"""

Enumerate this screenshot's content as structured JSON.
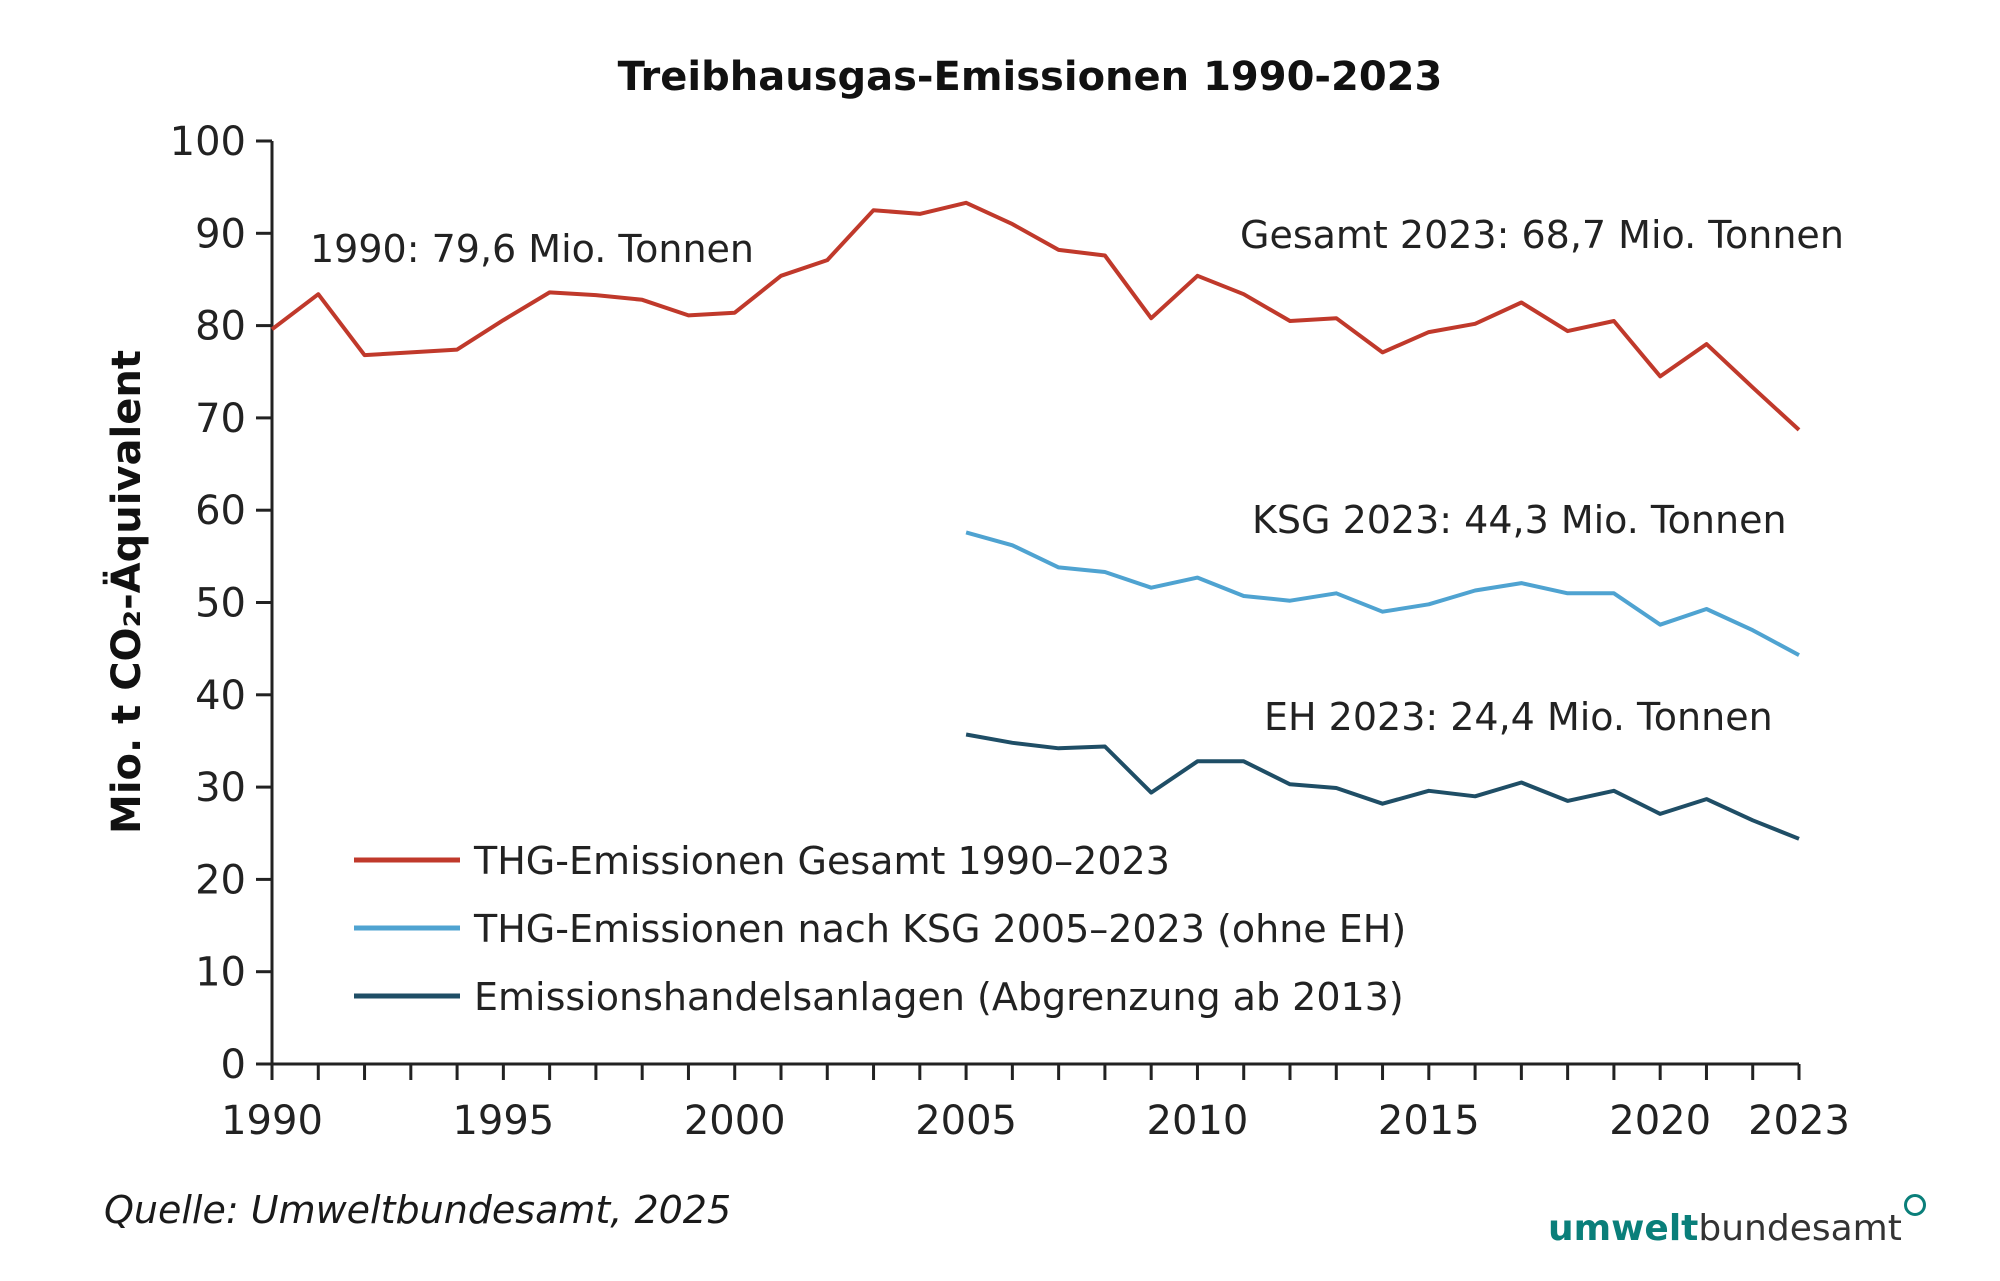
{
  "chart_data": {
    "type": "line",
    "title": "Treibhausgas-Emissionen 1990-2023",
    "ylabel": "Mio. t CO₂-Äquivalent",
    "xlabel": "",
    "xlim": [
      1990,
      2023
    ],
    "ylim": [
      0,
      100
    ],
    "x_ticks": [
      "1990",
      "1995",
      "2000",
      "2005",
      "2010",
      "2015",
      "2020",
      "2023"
    ],
    "y_ticks": [
      "0",
      "10",
      "20",
      "30",
      "40",
      "50",
      "60",
      "70",
      "80",
      "90",
      "100"
    ],
    "grid": false,
    "legend_position": "bottom-left",
    "series": [
      {
        "name": "THG-Emissionen Gesamt 1990–2023",
        "color": "#c0392b",
        "x": [
          1990,
          1991,
          1992,
          1993,
          1994,
          1995,
          1996,
          1997,
          1998,
          1999,
          2000,
          2001,
          2002,
          2003,
          2004,
          2005,
          2006,
          2007,
          2008,
          2009,
          2010,
          2011,
          2012,
          2013,
          2014,
          2015,
          2016,
          2017,
          2018,
          2019,
          2020,
          2021,
          2022,
          2023
        ],
        "values": [
          79.6,
          83.4,
          76.8,
          77.1,
          77.4,
          80.6,
          83.6,
          83.3,
          82.8,
          81.1,
          81.4,
          85.4,
          87.1,
          92.5,
          92.1,
          93.3,
          91.0,
          88.2,
          87.6,
          80.8,
          85.4,
          83.4,
          80.5,
          80.8,
          77.1,
          79.3,
          80.2,
          82.5,
          79.4,
          80.5,
          74.5,
          78.0,
          73.3,
          68.7
        ]
      },
      {
        "name": "THG-Emissionen nach KSG 2005–2023 (ohne EH)",
        "color": "#4fa3d1",
        "x": [
          2005,
          2006,
          2007,
          2008,
          2009,
          2010,
          2011,
          2012,
          2013,
          2014,
          2015,
          2016,
          2017,
          2018,
          2019,
          2020,
          2021,
          2022,
          2023
        ],
        "values": [
          57.6,
          56.2,
          53.8,
          53.3,
          51.6,
          52.7,
          50.7,
          50.2,
          51.0,
          49.0,
          49.8,
          51.3,
          52.1,
          51.0,
          51.0,
          47.6,
          49.3,
          47.0,
          44.3
        ]
      },
      {
        "name": "Emissionshandelsanlagen (Abgrenzung ab 2013)",
        "color": "#1f4e66",
        "x": [
          2005,
          2006,
          2007,
          2008,
          2009,
          2010,
          2011,
          2012,
          2013,
          2014,
          2015,
          2016,
          2017,
          2018,
          2019,
          2020,
          2021,
          2022,
          2023
        ],
        "values": [
          35.7,
          34.8,
          34.2,
          34.4,
          29.4,
          32.8,
          32.8,
          30.3,
          29.9,
          28.2,
          29.6,
          29.0,
          30.5,
          28.5,
          29.6,
          27.1,
          28.7,
          26.4,
          24.4
        ]
      }
    ],
    "annotations": [
      "1990: 79,6 Mio. Tonnen",
      "Gesamt 2023: 68,7 Mio. Tonnen",
      "KSG 2023: 44,3 Mio. Tonnen",
      "EH 2023:  24,4 Mio. Tonnen"
    ]
  },
  "footer": {
    "source": "Quelle: Umweltbundesamt, 2025",
    "logo_bold": "umwelt",
    "logo_regular": "bundesamt"
  }
}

"""

Reproduce every line of the material precisely, omitting its pictures.

Enumerate this screenshot's content as structured JSON.
{
  "chart_data": {
    "type": "line",
    "title": "Treibhausgas-Emissionen 1990-2023",
    "ylabel": "Mio. t CO₂-Äquivalent",
    "xlabel": "",
    "xlim": [
      1990,
      2023
    ],
    "ylim": [
      0,
      100
    ],
    "x_ticks": [
      "1990",
      "1995",
      "2000",
      "2005",
      "2010",
      "2015",
      "2020",
      "2023"
    ],
    "y_ticks": [
      "0",
      "10",
      "20",
      "30",
      "40",
      "50",
      "60",
      "70",
      "80",
      "90",
      "100"
    ],
    "grid": false,
    "legend_position": "bottom-left",
    "series": [
      {
        "name": "THG-Emissionen Gesamt 1990–2023",
        "color": "#c0392b",
        "x": [
          1990,
          1991,
          1992,
          1993,
          1994,
          1995,
          1996,
          1997,
          1998,
          1999,
          2000,
          2001,
          2002,
          2003,
          2004,
          2005,
          2006,
          2007,
          2008,
          2009,
          2010,
          2011,
          2012,
          2013,
          2014,
          2015,
          2016,
          2017,
          2018,
          2019,
          2020,
          2021,
          2022,
          2023
        ],
        "values": [
          79.6,
          83.4,
          76.8,
          77.1,
          77.4,
          80.6,
          83.6,
          83.3,
          82.8,
          81.1,
          81.4,
          85.4,
          87.1,
          92.5,
          92.1,
          93.3,
          91.0,
          88.2,
          87.6,
          80.8,
          85.4,
          83.4,
          80.5,
          80.8,
          77.1,
          79.3,
          80.2,
          82.5,
          79.4,
          80.5,
          74.5,
          78.0,
          73.3,
          68.7
        ]
      },
      {
        "name": "THG-Emissionen nach KSG 2005–2023 (ohne EH)",
        "color": "#4fa3d1",
        "x": [
          2005,
          2006,
          2007,
          2008,
          2009,
          2010,
          2011,
          2012,
          2013,
          2014,
          2015,
          2016,
          2017,
          2018,
          2019,
          2020,
          2021,
          2022,
          2023
        ],
        "values": [
          57.6,
          56.2,
          53.8,
          53.3,
          51.6,
          52.7,
          50.7,
          50.2,
          51.0,
          49.0,
          49.8,
          51.3,
          52.1,
          51.0,
          51.0,
          47.6,
          49.3,
          47.0,
          44.3
        ]
      },
      {
        "name": "Emissionshandelsanlagen (Abgrenzung ab 2013)",
        "color": "#1f4e66",
        "x": [
          2005,
          2006,
          2007,
          2008,
          2009,
          2010,
          2011,
          2012,
          2013,
          2014,
          2015,
          2016,
          2017,
          2018,
          2019,
          2020,
          2021,
          2022,
          2023
        ],
        "values": [
          35.7,
          34.8,
          34.2,
          34.4,
          29.4,
          32.8,
          32.8,
          30.3,
          29.9,
          28.2,
          29.6,
          29.0,
          30.5,
          28.5,
          29.6,
          27.1,
          28.7,
          26.4,
          24.4
        ]
      }
    ],
    "annotations": [
      "1990: 79,6 Mio. Tonnen",
      "Gesamt 2023: 68,7 Mio. Tonnen",
      "KSG 2023: 44,3 Mio. Tonnen",
      "EH 2023:  24,4 Mio. Tonnen"
    ]
  },
  "footer": {
    "source": "Quelle: Umweltbundesamt, 2025",
    "logo_bold": "umwelt",
    "logo_regular": "bundesamt"
  }
}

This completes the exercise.